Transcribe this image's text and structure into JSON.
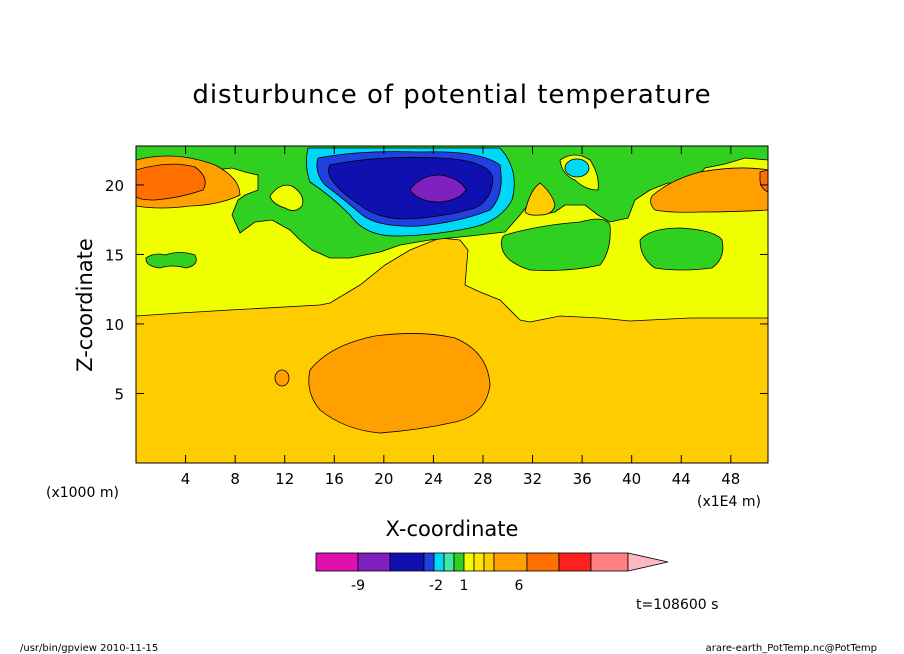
{
  "chart_data": {
    "type": "heatmap",
    "title": "disturbunce of potential temperature",
    "xlabel": "X-coordinate",
    "ylabel": "Z-coordinate",
    "x_unit_left": "(x1000 m)",
    "x_unit_right": "(x1E4 m)",
    "xticks": [
      4,
      8,
      12,
      16,
      20,
      24,
      28,
      32,
      36,
      40,
      44,
      48
    ],
    "yticks": [
      5,
      10,
      15,
      20
    ],
    "xlim": [
      0,
      51
    ],
    "ylim": [
      0,
      22.8
    ],
    "colorbar": {
      "tick_labels": [
        "-9",
        "-2",
        "1",
        "6"
      ],
      "colors": [
        "#e010b0",
        "#8020c0",
        "#1010b0",
        "#2040e0",
        "#00d8f8",
        "#40e8a0",
        "#30d020",
        "#f0ff00",
        "#ffe600",
        "#ffcc00",
        "#ffa000",
        "#ff7000",
        "#ff2020",
        "#ff8080",
        "#ffb8c0"
      ]
    },
    "time_label": "t=108600 s",
    "footer_left": "/usr/bin/gpview  2010-11-15",
    "footer_right": "arare-earth_PotTemp.nc@PotTemp",
    "regions": [
      {
        "level": "1 to 2 (yellow)",
        "x_range": [
          0,
          51
        ],
        "z_range": [
          10.7,
          22.8
        ]
      },
      {
        "level": "2 to 3 (gold)",
        "x_range": [
          0,
          51
        ],
        "z_range": [
          0,
          10.7
        ]
      },
      {
        "level": "3 to 4 (orange)",
        "x_center": 22.3,
        "z_center": 5.8,
        "extent": "x 14-28.5, z 2-9.4"
      },
      {
        "level": "-9 to -6 (purple)",
        "x_center": 25,
        "z_center": 19.8
      },
      {
        "level": "-6 to -4 (dark blue)",
        "x_center": 22.5,
        "z_center": 20
      },
      {
        "level": "4 to 5 (dark orange)",
        "x_center": 2.5,
        "z_center": 20.8
      },
      {
        "level": "3 to 4 (orange)",
        "x_center": 45.5,
        "z_center": 19.8
      }
    ]
  }
}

----------------

▶ REQUIREMENT
Gather up the lines that contain the word "coordinate".

▶ FINAL ANSWER
    "xlabel": "X-coordinate",
    "ylabel": "Z-coordinate",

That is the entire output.